- _Written instruction_: Reproduce the listing that follows with no differences at all.

- _Supplied material_:
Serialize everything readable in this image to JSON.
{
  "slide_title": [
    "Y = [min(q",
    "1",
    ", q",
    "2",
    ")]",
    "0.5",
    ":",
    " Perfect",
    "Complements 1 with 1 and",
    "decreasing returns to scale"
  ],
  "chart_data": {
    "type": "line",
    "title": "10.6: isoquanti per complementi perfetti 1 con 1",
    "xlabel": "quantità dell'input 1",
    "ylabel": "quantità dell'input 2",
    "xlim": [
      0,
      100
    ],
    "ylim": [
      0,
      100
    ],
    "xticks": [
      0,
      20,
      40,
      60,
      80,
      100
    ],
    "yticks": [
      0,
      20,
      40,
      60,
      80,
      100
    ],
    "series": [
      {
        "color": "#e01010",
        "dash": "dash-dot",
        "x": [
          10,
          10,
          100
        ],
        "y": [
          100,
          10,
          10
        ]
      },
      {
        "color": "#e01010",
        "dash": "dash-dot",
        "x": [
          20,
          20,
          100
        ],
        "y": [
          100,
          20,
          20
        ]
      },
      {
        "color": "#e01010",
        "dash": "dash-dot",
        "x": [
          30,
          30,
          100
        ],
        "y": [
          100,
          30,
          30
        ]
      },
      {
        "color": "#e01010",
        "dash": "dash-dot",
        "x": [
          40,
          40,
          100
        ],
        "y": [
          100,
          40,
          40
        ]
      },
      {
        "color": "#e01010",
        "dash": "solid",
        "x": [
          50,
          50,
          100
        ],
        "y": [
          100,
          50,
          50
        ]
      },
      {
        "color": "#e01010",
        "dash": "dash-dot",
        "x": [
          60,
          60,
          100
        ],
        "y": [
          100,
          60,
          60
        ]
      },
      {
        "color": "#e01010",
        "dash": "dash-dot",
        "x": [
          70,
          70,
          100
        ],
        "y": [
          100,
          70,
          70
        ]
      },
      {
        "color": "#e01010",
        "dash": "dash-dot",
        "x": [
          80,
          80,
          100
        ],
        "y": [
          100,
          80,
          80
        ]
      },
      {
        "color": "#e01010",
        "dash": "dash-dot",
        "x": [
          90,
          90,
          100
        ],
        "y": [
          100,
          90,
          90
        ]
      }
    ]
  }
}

- _Response_:
Serialize everything readable in this image to JSON.
{
  "slide_title": [
    "Y = [min(q",
    "1",
    ", q",
    "2",
    ")]",
    "0.5",
    ":",
    " Perfect",
    "Complements 1 with 1 and",
    "decreasing returns to scale"
  ],
  "chart_data": {
    "type": "line",
    "title": "10.6: isoquanti per complementi perfetti 1 con 1",
    "xlabel": "quantità dell'input 1",
    "ylabel": "quantità dell'input 2",
    "xlim": [
      0,
      100
    ],
    "ylim": [
      0,
      100
    ],
    "xticks": [
      0,
      20,
      40,
      60,
      80,
      100
    ],
    "yticks": [
      0,
      20,
      40,
      60,
      80,
      100
    ],
    "series": [
      {
        "color": "#e01010",
        "dash": "dash-dot",
        "x": [
          10,
          10,
          100
        ],
        "y": [
          100,
          10,
          10
        ]
      },
      {
        "color": "#e01010",
        "dash": "dash-dot",
        "x": [
          20,
          20,
          100
        ],
        "y": [
          100,
          20,
          20
        ]
      },
      {
        "color": "#e01010",
        "dash": "dash-dot",
        "x": [
          30,
          30,
          100
        ],
        "y": [
          100,
          30,
          30
        ]
      },
      {
        "color": "#e01010",
        "dash": "dash-dot",
        "x": [
          40,
          40,
          100
        ],
        "y": [
          100,
          40,
          40
        ]
      },
      {
        "color": "#e01010",
        "dash": "solid",
        "x": [
          50,
          50,
          100
        ],
        "y": [
          100,
          50,
          50
        ]
      },
      {
        "color": "#e01010",
        "dash": "dash-dot",
        "x": [
          60,
          60,
          100
        ],
        "y": [
          100,
          60,
          60
        ]
      },
      {
        "color": "#e01010",
        "dash": "dash-dot",
        "x": [
          70,
          70,
          100
        ],
        "y": [
          100,
          70,
          70
        ]
      },
      {
        "color": "#e01010",
        "dash": "dash-dot",
        "x": [
          80,
          80,
          100
        ],
        "y": [
          100,
          80,
          80
        ]
      },
      {
        "color": "#e01010",
        "dash": "dash-dot",
        "x": [
          90,
          90,
          100
        ],
        "y": [
          100,
          90,
          90
        ]
      }
    ]
  }
}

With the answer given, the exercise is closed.